_Exercise aim:_ Quote all of the entries word for word.

Begin Data shown

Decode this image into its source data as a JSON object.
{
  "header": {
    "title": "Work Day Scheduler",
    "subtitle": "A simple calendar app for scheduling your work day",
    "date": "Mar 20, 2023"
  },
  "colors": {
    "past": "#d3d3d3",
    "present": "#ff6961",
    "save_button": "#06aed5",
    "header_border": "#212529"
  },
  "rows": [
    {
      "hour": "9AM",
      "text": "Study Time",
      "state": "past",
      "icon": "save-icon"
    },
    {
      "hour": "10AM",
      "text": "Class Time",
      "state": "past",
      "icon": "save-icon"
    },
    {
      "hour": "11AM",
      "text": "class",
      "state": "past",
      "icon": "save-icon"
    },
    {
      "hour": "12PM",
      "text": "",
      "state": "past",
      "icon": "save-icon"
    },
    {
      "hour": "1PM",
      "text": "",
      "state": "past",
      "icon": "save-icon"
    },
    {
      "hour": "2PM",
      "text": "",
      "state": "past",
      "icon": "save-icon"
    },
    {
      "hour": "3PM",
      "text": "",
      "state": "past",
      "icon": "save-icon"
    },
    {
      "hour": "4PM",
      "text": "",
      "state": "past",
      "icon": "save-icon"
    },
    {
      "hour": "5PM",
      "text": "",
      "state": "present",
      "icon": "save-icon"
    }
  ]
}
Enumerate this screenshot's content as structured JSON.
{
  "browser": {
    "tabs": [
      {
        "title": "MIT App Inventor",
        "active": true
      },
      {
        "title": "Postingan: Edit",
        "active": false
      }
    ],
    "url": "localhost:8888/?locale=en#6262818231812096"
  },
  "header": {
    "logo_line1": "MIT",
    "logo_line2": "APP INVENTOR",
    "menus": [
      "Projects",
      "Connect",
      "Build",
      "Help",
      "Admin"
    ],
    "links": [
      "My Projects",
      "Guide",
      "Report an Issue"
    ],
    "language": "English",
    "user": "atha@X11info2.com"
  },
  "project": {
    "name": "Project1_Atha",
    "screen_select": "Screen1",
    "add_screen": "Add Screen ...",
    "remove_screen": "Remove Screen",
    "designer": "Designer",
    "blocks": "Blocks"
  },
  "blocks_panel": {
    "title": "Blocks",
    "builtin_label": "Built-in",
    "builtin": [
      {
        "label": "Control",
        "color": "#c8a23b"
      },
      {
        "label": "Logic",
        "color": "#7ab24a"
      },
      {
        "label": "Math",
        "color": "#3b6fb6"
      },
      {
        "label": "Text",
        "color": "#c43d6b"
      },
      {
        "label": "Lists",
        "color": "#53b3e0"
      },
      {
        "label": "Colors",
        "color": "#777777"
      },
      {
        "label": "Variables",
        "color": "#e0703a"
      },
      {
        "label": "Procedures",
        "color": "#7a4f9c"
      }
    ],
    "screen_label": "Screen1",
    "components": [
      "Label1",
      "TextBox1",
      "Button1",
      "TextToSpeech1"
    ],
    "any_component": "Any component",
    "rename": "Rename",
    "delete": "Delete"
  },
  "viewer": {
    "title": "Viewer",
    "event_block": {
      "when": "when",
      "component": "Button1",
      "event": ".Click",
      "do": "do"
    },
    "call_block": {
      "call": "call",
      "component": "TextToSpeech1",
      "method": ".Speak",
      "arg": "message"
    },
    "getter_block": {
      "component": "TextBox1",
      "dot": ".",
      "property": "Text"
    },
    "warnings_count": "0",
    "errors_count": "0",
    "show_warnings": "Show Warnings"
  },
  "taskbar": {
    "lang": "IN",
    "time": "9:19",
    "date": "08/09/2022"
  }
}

End Data shown

_Result of this task:_
Decode this image into its source data as a JSON object.
{
  "header": {
    "title": "Work Day Scheduler",
    "subtitle": "A simple calendar app for scheduling your work day",
    "date": "Mar 20, 2023"
  },
  "colors": {
    "past": "#d3d3d3",
    "present": "#ff6961",
    "save_button": "#06aed5",
    "header_border": "#212529"
  },
  "rows": [
    {
      "hour": "9AM",
      "text": "Study Time",
      "state": "past",
      "icon": "save-icon"
    },
    {
      "hour": "10AM",
      "text": "Class Time",
      "state": "past",
      "icon": "save-icon"
    },
    {
      "hour": "11AM",
      "text": "class",
      "state": "past",
      "icon": "save-icon"
    },
    {
      "hour": "12PM",
      "text": "",
      "state": "past",
      "icon": "save-icon"
    },
    {
      "hour": "1PM",
      "text": "",
      "state": "past",
      "icon": "save-icon"
    },
    {
      "hour": "2PM",
      "text": "",
      "state": "past",
      "icon": "save-icon"
    },
    {
      "hour": "3PM",
      "text": "",
      "state": "past",
      "icon": "save-icon"
    },
    {
      "hour": "4PM",
      "text": "",
      "state": "past",
      "icon": "save-icon"
    },
    {
      "hour": "5PM",
      "text": "",
      "state": "present",
      "icon": "save-icon"
    }
  ]
}
Enumerate this screenshot's content as structured JSON.
{
  "browser": {
    "tabs": [
      {
        "title": "MIT App Inventor",
        "active": true
      },
      {
        "title": "Postingan: Edit",
        "active": false
      }
    ],
    "url": "localhost:8888/?locale=en#6262818231812096"
  },
  "header": {
    "logo_line1": "MIT",
    "logo_line2": "APP INVENTOR",
    "menus": [
      "Projects",
      "Connect",
      "Build",
      "Help",
      "Admin"
    ],
    "links": [
      "My Projects",
      "Guide",
      "Report an Issue"
    ],
    "language": "English",
    "user": "atha@X11info2.com"
  },
  "project": {
    "name": "Project1_Atha",
    "screen_select": "Screen1",
    "add_screen": "Add Screen ...",
    "remove_screen": "Remove Screen",
    "designer": "Designer",
    "blocks": "Blocks"
  },
  "blocks_panel": {
    "title": "Blocks",
    "builtin_label": "Built-in",
    "builtin": [
      {
        "label": "Control",
        "color": "#c8a23b"
      },
      {
        "label": "Logic",
        "color": "#7ab24a"
      },
      {
        "label": "Math",
        "color": "#3b6fb6"
      },
      {
        "label": "Text",
        "color": "#c43d6b"
      },
      {
        "label": "Lists",
        "color": "#53b3e0"
      },
      {
        "label": "Colors",
        "color": "#777777"
      },
      {
        "label": "Variables",
        "color": "#e0703a"
      },
      {
        "label": "Procedures",
        "color": "#7a4f9c"
      }
    ],
    "screen_label": "Screen1",
    "components": [
      "Label1",
      "TextBox1",
      "Button1",
      "TextToSpeech1"
    ],
    "any_component": "Any component",
    "rename": "Rename",
    "delete": "Delete"
  },
  "viewer": {
    "title": "Viewer",
    "event_block": {
      "when": "when",
      "component": "Button1",
      "event": ".Click",
      "do": "do"
    },
    "call_block": {
      "call": "call",
      "component": "TextToSpeech1",
      "method": ".Speak",
      "arg": "message"
    },
    "getter_block": {
      "component": "TextBox1",
      "dot": ".",
      "property": "Text"
    },
    "warnings_count": "0",
    "errors_count": "0",
    "show_warnings": "Show Warnings"
  },
  "taskbar": {
    "lang": "IN",
    "time": "9:19",
    "date": "08/09/2022"
  }
}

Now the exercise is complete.